### INFORMATION SUPPLIED
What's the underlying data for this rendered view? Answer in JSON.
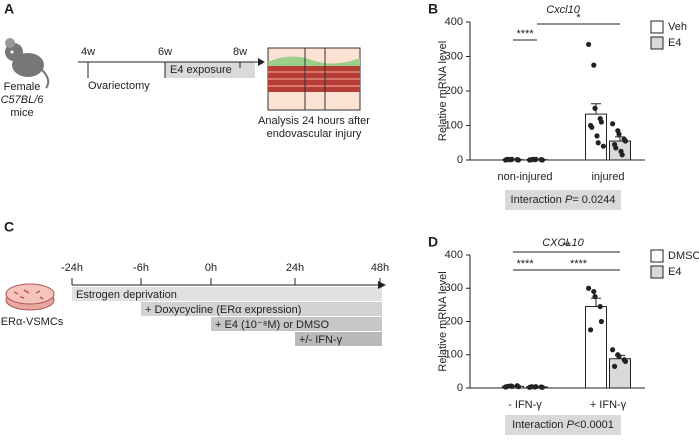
{
  "panel_a": {
    "label": "A",
    "mouse": [
      "Female",
      "C57BL/6",
      "mice"
    ],
    "weeks": [
      "4w",
      "6w",
      "8w"
    ],
    "ovariectomy": "Ovariectomy",
    "exposure": "E4 exposure",
    "analysis": [
      "Analysis 24 hours after",
      "endovascular injury"
    ]
  },
  "panel_c": {
    "label": "C",
    "cells": "ERα-VSMCs",
    "times": [
      "-24h",
      "-6h",
      "0h",
      "24h",
      "48h"
    ],
    "steps": [
      "Estrogen deprivation",
      "+ Doxycycline (ERα expression)",
      "+ E4 (10⁻⁸M) or DMSO",
      "+/- IFN-γ"
    ]
  },
  "chart_data": [
    {
      "type": "bar",
      "panel_label": "B",
      "title": "Cxcl10",
      "y_label": "Relative mRNA level",
      "categories": [
        "non-injured",
        "injured"
      ],
      "ylim": [
        0,
        400
      ],
      "yticks": [
        0,
        100,
        200,
        300,
        400
      ],
      "series": [
        {
          "name": "Veh",
          "color": "#ffffff",
          "values": [
            1,
            133
          ],
          "errors": [
            0.5,
            30
          ],
          "points": [
            [
              0,
              1,
              2,
              1,
              0,
              2,
              1
            ],
            [
              335,
              275,
              150,
              120,
              110,
              100,
              95,
              70,
              50,
              40
            ]
          ]
        },
        {
          "name": "E4",
          "color": "#d9d9d9",
          "values": [
            1,
            55
          ],
          "errors": [
            0.5,
            12
          ],
          "points": [
            [
              0,
              1,
              2,
              1,
              0,
              1,
              2
            ],
            [
              105,
              85,
              75,
              60,
              55,
              45,
              35,
              25,
              15
            ]
          ]
        }
      ],
      "significance": [
        "****",
        "*"
      ],
      "interaction": {
        "label": "Interaction",
        "p": "P",
        "value": "= 0.0244"
      }
    },
    {
      "type": "bar",
      "panel_label": "D",
      "title": "CXCL10",
      "y_label": "Relative mRNA level",
      "categories": [
        "- IFN-γ",
        "+ IFN-γ"
      ],
      "ylim": [
        0,
        400
      ],
      "yticks": [
        0,
        100,
        200,
        300,
        400
      ],
      "series": [
        {
          "name": "DMSO",
          "color": "#ffffff",
          "values": [
            5,
            245
          ],
          "errors": [
            1,
            25
          ],
          "points": [
            [
              3,
              6,
              5,
              7,
              4,
              5
            ],
            [
              300,
              290,
              275,
              245,
              200,
              175
            ]
          ]
        },
        {
          "name": "E4",
          "color": "#d9d9d9",
          "values": [
            3,
            88
          ],
          "errors": [
            1,
            10
          ],
          "points": [
            [
              2,
              3,
              4,
              3,
              2,
              4
            ],
            [
              115,
              100,
              95,
              85,
              80,
              65
            ]
          ]
        }
      ],
      "significance": [
        "**",
        "****",
        "****"
      ],
      "interaction": {
        "label": "Interaction",
        "p": "P",
        "value": "<0.0001"
      }
    }
  ]
}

### ABOUT THIS EXERCISE
Reproduce the material above in full and without alteration, but skip all pictures.

### REPLY
What's the underlying data for this rendered view? Answer in JSON.
{
  "panel_a": {
    "label": "A",
    "mouse": [
      "Female",
      "C57BL/6",
      "mice"
    ],
    "weeks": [
      "4w",
      "6w",
      "8w"
    ],
    "ovariectomy": "Ovariectomy",
    "exposure": "E4 exposure",
    "analysis": [
      "Analysis 24 hours after",
      "endovascular injury"
    ]
  },
  "panel_c": {
    "label": "C",
    "cells": "ERα-VSMCs",
    "times": [
      "-24h",
      "-6h",
      "0h",
      "24h",
      "48h"
    ],
    "steps": [
      "Estrogen deprivation",
      "+ Doxycycline (ERα expression)",
      "+ E4 (10⁻⁸M) or DMSO",
      "+/- IFN-γ"
    ]
  },
  "chart_data": [
    {
      "type": "bar",
      "panel_label": "B",
      "title": "Cxcl10",
      "y_label": "Relative mRNA level",
      "categories": [
        "non-injured",
        "injured"
      ],
      "ylim": [
        0,
        400
      ],
      "yticks": [
        0,
        100,
        200,
        300,
        400
      ],
      "series": [
        {
          "name": "Veh",
          "color": "#ffffff",
          "values": [
            1,
            133
          ],
          "errors": [
            0.5,
            30
          ],
          "points": [
            [
              0,
              1,
              2,
              1,
              0,
              2,
              1
            ],
            [
              335,
              275,
              150,
              120,
              110,
              100,
              95,
              70,
              50,
              40
            ]
          ]
        },
        {
          "name": "E4",
          "color": "#d9d9d9",
          "values": [
            1,
            55
          ],
          "errors": [
            0.5,
            12
          ],
          "points": [
            [
              0,
              1,
              2,
              1,
              0,
              1,
              2
            ],
            [
              105,
              85,
              75,
              60,
              55,
              45,
              35,
              25,
              15
            ]
          ]
        }
      ],
      "significance": [
        "****",
        "*"
      ],
      "interaction": {
        "label": "Interaction",
        "p": "P",
        "value": "= 0.0244"
      }
    },
    {
      "type": "bar",
      "panel_label": "D",
      "title": "CXCL10",
      "y_label": "Relative mRNA level",
      "categories": [
        "- IFN-γ",
        "+ IFN-γ"
      ],
      "ylim": [
        0,
        400
      ],
      "yticks": [
        0,
        100,
        200,
        300,
        400
      ],
      "series": [
        {
          "name": "DMSO",
          "color": "#ffffff",
          "values": [
            5,
            245
          ],
          "errors": [
            1,
            25
          ],
          "points": [
            [
              3,
              6,
              5,
              7,
              4,
              5
            ],
            [
              300,
              290,
              275,
              245,
              200,
              175
            ]
          ]
        },
        {
          "name": "E4",
          "color": "#d9d9d9",
          "values": [
            3,
            88
          ],
          "errors": [
            1,
            10
          ],
          "points": [
            [
              2,
              3,
              4,
              3,
              2,
              4
            ],
            [
              115,
              100,
              95,
              85,
              80,
              65
            ]
          ]
        }
      ],
      "significance": [
        "**",
        "****",
        "****"
      ],
      "interaction": {
        "label": "Interaction",
        "p": "P",
        "value": "<0.0001"
      }
    }
  ]
}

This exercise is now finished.